**DATA EXCERPTS**
○ ○ ○ ○

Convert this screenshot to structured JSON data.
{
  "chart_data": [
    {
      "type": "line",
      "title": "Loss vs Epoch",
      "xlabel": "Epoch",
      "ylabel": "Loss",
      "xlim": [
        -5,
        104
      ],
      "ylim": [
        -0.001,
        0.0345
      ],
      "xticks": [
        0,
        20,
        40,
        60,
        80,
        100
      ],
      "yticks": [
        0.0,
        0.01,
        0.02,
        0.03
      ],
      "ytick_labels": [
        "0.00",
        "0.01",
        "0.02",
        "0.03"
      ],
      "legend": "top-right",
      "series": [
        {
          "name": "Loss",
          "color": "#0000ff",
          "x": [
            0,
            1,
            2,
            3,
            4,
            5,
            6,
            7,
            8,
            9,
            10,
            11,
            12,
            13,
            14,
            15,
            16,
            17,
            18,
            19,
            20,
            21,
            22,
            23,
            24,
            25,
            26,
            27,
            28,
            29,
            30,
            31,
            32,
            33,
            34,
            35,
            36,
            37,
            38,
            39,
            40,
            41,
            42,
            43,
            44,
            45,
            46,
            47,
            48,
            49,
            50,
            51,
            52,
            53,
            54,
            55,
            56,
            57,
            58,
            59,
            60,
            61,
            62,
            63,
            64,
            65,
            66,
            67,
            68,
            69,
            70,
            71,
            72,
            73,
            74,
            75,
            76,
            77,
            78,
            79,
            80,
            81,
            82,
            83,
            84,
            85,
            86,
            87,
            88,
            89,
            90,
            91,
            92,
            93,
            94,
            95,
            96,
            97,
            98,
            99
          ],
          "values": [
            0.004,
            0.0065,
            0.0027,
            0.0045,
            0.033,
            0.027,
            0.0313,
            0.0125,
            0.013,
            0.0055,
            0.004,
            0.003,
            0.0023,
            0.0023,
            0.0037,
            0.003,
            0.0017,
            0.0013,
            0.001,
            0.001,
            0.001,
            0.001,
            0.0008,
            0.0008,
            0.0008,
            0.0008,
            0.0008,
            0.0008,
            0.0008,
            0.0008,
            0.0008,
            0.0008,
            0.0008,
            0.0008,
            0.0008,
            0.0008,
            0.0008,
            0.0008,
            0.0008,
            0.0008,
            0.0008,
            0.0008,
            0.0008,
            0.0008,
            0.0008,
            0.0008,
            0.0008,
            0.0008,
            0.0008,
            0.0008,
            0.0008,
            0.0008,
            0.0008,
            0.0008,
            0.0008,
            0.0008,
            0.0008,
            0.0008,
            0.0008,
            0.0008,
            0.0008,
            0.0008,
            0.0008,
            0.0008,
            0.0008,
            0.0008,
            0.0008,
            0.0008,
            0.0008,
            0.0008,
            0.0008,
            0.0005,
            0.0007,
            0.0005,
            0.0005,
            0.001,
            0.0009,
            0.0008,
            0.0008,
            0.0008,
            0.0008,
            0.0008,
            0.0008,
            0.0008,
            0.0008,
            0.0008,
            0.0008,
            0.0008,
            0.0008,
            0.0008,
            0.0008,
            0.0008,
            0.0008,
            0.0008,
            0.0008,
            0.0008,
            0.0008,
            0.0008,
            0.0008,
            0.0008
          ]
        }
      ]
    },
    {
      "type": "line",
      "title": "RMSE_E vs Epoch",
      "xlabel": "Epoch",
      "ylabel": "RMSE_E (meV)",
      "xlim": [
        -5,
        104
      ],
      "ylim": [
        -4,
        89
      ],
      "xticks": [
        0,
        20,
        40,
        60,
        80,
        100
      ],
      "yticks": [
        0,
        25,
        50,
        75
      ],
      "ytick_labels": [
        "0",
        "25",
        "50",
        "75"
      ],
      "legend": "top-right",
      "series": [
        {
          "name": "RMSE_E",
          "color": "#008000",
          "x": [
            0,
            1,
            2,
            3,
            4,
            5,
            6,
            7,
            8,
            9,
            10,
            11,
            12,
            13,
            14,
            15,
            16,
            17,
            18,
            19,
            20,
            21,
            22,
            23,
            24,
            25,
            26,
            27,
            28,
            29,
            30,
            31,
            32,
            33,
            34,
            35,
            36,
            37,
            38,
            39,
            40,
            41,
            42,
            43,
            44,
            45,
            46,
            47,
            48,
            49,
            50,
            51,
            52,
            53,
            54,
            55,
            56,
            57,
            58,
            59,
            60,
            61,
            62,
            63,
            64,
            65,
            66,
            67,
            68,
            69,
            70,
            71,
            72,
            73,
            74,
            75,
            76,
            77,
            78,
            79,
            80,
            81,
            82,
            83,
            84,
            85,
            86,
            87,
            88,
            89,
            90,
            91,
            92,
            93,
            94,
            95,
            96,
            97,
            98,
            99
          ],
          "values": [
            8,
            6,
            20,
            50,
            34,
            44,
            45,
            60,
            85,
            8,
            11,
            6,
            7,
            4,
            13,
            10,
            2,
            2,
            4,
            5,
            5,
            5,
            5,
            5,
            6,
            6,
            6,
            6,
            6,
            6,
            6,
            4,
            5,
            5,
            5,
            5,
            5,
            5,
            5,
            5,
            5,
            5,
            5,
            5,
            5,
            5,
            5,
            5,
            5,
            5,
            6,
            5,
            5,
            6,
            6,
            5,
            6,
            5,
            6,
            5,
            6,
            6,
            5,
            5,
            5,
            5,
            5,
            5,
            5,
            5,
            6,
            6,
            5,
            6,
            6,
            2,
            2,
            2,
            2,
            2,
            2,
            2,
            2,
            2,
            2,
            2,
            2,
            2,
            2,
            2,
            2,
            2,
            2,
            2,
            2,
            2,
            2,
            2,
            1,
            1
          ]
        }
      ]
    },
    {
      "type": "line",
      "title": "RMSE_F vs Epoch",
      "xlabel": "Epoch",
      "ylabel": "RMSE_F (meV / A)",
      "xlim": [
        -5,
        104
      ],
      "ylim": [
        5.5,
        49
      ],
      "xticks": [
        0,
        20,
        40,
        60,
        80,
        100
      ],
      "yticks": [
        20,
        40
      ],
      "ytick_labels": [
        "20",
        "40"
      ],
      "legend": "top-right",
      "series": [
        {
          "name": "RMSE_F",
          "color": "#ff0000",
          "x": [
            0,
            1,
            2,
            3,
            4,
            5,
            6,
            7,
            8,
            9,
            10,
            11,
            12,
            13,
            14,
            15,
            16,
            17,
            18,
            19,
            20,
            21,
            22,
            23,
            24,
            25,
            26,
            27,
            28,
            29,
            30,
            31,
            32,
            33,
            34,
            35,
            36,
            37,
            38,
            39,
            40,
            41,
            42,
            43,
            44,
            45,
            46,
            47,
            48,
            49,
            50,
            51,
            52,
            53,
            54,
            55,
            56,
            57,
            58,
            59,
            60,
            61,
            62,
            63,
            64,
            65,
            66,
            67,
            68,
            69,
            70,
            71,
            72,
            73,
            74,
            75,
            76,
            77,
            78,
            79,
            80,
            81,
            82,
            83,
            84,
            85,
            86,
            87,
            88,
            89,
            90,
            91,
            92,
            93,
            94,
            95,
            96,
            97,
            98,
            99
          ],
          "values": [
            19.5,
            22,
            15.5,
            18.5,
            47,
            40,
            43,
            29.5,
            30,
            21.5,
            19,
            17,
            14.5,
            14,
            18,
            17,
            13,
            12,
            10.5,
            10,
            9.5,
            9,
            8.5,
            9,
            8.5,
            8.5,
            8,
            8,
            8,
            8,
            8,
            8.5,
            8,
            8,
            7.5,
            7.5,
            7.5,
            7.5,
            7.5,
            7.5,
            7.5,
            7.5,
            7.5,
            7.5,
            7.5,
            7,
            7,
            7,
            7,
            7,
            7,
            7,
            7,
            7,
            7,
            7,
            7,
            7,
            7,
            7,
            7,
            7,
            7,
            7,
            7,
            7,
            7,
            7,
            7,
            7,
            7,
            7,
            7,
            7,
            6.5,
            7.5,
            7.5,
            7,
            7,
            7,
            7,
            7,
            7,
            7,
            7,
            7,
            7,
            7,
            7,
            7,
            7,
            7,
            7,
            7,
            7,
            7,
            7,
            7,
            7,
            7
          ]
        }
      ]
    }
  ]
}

○ ○ ○ ○

**EXERCISE INSTRUCTIONS**
In the records above, collect each line with "title".

**FINAL RESULT**
      "title": "Loss vs Epoch",
      "title": "RMSE_E vs Epoch",
      "title": "RMSE_F vs Epoch",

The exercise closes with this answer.